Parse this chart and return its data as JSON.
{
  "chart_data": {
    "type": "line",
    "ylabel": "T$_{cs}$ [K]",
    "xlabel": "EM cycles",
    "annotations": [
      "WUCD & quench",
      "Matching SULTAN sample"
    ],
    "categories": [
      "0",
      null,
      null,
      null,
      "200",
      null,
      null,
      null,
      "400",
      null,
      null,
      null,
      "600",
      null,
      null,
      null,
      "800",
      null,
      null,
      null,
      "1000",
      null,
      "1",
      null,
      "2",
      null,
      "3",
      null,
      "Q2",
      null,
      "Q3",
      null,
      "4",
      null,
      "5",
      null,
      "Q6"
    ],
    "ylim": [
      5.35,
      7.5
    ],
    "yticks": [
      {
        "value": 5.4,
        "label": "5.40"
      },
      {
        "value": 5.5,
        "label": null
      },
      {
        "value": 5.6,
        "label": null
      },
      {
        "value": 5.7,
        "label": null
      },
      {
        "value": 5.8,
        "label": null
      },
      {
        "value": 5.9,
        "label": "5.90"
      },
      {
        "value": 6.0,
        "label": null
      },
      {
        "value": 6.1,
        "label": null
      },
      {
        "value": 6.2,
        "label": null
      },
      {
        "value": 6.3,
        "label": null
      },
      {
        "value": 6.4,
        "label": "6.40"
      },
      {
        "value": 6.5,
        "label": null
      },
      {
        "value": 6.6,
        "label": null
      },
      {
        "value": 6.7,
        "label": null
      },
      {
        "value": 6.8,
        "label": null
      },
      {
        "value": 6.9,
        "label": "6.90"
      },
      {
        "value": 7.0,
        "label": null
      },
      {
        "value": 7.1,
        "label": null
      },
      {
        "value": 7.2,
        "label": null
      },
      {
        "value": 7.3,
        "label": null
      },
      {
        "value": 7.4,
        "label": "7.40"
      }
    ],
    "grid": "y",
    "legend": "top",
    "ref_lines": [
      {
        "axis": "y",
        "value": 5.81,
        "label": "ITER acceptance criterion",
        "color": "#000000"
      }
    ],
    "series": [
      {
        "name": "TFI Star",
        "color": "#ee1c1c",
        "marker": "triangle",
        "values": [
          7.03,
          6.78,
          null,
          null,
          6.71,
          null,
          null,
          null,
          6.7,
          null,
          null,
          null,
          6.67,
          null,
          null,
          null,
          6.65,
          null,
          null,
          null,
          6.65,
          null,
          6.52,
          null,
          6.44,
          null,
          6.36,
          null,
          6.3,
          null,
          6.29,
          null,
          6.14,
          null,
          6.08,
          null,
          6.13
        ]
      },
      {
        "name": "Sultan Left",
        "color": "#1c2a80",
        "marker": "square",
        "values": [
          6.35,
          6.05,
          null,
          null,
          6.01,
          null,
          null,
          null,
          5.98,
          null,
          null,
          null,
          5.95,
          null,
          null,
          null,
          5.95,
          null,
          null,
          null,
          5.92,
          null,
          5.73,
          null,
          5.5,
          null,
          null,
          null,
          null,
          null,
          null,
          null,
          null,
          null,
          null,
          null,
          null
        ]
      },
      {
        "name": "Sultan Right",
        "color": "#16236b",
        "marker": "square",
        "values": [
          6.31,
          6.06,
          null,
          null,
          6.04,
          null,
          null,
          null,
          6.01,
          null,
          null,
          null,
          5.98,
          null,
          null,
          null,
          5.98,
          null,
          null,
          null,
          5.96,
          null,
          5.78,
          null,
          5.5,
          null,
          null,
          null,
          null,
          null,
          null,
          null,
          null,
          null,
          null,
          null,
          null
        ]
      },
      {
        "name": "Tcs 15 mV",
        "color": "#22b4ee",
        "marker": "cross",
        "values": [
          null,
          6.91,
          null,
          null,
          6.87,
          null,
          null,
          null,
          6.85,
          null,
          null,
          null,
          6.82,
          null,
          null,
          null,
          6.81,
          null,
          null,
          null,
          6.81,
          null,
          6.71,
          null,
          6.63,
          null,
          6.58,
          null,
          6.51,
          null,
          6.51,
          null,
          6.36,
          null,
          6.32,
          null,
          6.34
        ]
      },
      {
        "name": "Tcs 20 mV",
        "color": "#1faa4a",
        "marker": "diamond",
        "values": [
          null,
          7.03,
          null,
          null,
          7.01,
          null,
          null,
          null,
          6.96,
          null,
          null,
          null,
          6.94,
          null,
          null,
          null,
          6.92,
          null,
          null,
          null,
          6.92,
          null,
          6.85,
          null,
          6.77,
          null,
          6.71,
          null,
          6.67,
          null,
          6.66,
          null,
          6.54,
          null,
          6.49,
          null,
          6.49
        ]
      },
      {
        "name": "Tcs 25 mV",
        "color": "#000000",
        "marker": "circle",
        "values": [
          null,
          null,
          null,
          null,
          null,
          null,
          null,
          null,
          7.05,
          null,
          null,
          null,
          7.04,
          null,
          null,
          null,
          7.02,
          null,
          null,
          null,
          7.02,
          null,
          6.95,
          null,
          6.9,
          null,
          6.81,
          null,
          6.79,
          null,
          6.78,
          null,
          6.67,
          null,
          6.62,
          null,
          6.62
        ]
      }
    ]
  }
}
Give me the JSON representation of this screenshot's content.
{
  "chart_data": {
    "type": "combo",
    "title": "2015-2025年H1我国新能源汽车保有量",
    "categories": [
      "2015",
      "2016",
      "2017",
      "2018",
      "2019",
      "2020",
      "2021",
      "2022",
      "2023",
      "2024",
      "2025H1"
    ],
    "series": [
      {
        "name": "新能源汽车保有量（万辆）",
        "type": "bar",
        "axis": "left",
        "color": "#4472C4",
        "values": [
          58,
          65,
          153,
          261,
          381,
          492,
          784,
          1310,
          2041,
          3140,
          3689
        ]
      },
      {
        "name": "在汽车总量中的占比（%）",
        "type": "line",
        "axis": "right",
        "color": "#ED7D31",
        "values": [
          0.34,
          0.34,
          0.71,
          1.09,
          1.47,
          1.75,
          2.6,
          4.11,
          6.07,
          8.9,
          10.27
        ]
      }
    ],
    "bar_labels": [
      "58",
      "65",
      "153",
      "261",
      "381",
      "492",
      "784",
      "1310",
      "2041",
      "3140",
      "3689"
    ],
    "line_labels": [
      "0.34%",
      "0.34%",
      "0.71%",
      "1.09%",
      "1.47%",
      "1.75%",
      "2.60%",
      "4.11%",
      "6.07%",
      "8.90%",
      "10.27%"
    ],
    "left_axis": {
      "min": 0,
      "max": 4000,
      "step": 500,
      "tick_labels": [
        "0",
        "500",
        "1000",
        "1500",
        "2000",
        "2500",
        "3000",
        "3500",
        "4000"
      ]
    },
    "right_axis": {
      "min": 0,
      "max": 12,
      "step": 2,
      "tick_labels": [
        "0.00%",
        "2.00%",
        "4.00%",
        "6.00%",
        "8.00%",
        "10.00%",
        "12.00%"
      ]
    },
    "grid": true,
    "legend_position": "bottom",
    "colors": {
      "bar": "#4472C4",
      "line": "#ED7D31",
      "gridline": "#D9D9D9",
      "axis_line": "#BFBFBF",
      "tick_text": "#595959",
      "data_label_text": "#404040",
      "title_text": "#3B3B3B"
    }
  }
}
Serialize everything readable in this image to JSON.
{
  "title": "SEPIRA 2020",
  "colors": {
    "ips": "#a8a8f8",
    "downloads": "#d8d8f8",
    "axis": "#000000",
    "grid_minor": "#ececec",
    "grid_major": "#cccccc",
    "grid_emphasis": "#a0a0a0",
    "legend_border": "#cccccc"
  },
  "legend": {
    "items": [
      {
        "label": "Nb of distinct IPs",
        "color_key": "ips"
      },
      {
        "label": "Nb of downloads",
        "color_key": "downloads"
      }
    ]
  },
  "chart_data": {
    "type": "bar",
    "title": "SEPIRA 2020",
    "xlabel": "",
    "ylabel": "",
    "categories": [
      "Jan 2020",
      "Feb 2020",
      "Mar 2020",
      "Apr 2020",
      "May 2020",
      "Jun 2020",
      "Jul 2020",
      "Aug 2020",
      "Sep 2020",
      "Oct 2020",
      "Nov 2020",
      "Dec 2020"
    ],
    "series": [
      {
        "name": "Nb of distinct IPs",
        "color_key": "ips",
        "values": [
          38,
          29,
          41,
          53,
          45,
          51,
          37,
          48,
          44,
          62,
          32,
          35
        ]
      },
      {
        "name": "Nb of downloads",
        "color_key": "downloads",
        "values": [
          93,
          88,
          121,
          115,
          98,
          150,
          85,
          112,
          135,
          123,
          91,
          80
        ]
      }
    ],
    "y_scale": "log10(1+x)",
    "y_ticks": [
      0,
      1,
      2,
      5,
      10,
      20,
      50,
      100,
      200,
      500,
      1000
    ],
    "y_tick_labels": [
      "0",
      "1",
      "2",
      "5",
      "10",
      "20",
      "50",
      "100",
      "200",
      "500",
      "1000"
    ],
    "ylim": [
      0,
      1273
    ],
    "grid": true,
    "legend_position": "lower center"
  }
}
---*---
How many lines of the listing include the string "distinct"? Answer with the number alone.

2